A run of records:

□ □ □ □

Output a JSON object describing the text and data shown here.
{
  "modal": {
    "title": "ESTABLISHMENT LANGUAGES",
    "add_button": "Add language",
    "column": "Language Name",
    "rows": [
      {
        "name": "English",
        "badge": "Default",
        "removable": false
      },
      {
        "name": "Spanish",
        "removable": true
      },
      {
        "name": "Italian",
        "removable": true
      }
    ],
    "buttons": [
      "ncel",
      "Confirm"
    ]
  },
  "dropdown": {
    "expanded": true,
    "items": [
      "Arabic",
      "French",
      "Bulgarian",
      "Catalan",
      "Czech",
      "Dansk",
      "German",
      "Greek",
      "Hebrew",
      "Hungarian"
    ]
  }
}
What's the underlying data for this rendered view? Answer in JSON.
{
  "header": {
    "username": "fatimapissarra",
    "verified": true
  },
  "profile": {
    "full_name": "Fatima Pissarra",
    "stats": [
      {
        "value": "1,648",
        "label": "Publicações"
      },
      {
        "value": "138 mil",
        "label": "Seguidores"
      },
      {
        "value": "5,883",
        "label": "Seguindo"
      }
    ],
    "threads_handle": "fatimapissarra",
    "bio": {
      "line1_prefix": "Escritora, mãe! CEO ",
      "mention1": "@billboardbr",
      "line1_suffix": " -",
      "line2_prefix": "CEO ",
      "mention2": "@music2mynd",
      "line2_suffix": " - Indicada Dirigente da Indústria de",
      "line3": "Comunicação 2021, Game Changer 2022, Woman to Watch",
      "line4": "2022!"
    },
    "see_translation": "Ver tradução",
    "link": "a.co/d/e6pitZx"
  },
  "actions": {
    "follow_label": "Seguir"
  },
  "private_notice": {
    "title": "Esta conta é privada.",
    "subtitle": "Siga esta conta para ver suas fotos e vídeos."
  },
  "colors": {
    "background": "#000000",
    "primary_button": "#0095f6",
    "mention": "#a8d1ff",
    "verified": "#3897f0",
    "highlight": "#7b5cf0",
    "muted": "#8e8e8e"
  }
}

□ □ □ □

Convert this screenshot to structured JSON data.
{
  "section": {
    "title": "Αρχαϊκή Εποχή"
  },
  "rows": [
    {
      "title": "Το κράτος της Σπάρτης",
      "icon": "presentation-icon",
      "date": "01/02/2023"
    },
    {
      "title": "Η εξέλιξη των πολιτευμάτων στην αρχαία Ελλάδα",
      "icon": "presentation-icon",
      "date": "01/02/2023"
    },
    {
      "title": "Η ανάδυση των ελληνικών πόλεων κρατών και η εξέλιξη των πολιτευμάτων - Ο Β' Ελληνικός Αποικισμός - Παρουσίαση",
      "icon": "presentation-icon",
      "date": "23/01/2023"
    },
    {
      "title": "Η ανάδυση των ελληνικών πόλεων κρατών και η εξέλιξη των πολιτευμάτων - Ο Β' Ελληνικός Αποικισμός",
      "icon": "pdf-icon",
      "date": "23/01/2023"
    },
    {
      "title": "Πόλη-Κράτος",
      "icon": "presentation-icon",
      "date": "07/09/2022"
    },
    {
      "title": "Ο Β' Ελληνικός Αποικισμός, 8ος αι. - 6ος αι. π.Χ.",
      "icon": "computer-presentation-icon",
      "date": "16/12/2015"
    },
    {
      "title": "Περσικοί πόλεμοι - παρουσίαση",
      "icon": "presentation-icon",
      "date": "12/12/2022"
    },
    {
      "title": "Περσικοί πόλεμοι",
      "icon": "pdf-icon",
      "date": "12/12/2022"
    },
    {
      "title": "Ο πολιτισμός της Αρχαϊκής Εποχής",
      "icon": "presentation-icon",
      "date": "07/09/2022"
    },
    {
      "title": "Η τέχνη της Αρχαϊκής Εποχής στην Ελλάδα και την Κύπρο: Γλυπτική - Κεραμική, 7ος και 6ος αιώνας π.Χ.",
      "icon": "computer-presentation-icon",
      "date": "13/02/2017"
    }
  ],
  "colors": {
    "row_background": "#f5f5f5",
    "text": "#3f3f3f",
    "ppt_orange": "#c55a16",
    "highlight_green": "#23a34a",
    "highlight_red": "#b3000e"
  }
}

□ □ □ □

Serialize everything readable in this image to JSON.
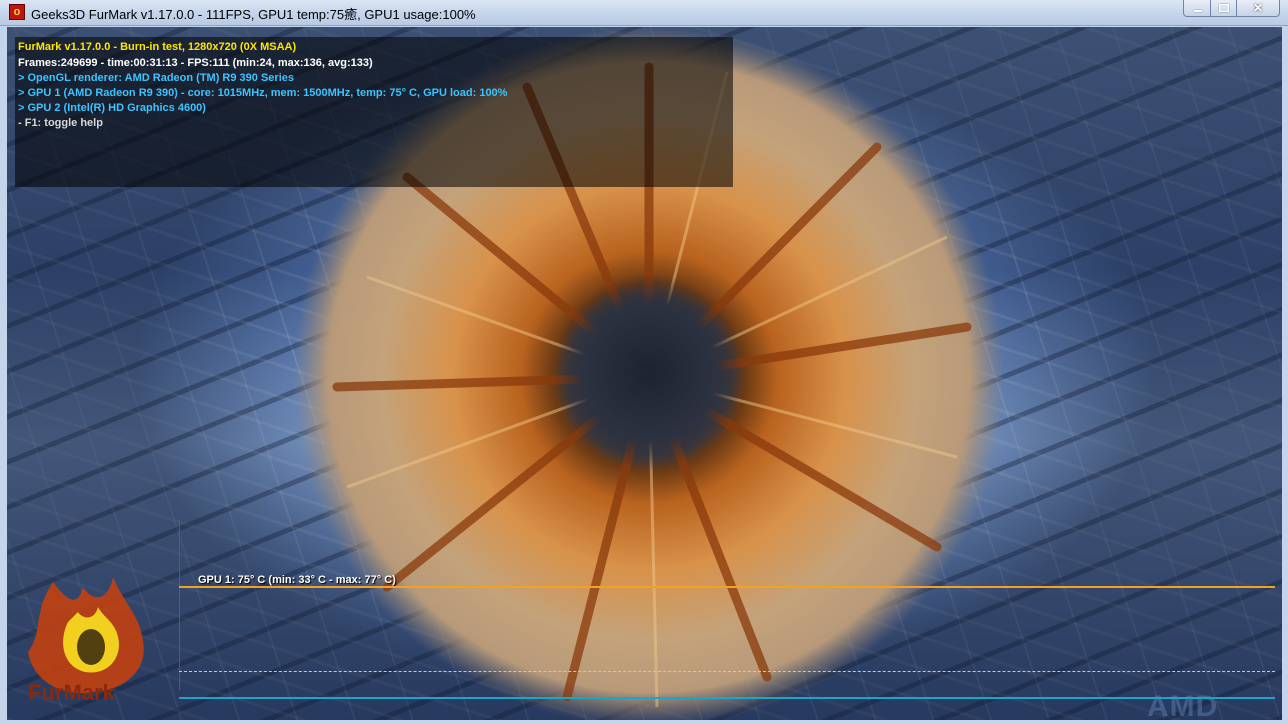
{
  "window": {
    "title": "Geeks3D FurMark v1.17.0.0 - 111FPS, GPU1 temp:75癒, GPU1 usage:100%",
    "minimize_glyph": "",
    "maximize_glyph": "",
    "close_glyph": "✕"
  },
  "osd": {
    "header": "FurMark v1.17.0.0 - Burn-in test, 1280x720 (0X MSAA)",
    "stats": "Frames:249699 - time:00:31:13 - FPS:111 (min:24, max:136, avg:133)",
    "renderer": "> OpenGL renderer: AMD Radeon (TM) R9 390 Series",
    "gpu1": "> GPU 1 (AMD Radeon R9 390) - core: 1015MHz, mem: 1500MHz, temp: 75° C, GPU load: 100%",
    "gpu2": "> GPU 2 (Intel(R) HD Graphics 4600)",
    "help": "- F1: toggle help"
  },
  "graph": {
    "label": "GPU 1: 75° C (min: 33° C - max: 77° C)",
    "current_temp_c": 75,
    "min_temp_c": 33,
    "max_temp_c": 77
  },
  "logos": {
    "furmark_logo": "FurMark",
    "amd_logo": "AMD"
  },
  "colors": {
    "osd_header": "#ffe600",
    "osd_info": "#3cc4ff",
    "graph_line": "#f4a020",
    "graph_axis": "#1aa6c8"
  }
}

□ □ □ □

_The problem_: Track down the lines that include the word "JSON" and copy them.

_Full solution_:
Output a JSON object describing the text and data shown here.
What's the underlying data for this rendered view? Answer in JSON.
Convert this screenshot to structured JSON data.
Serialize everything readable in this image to JSON.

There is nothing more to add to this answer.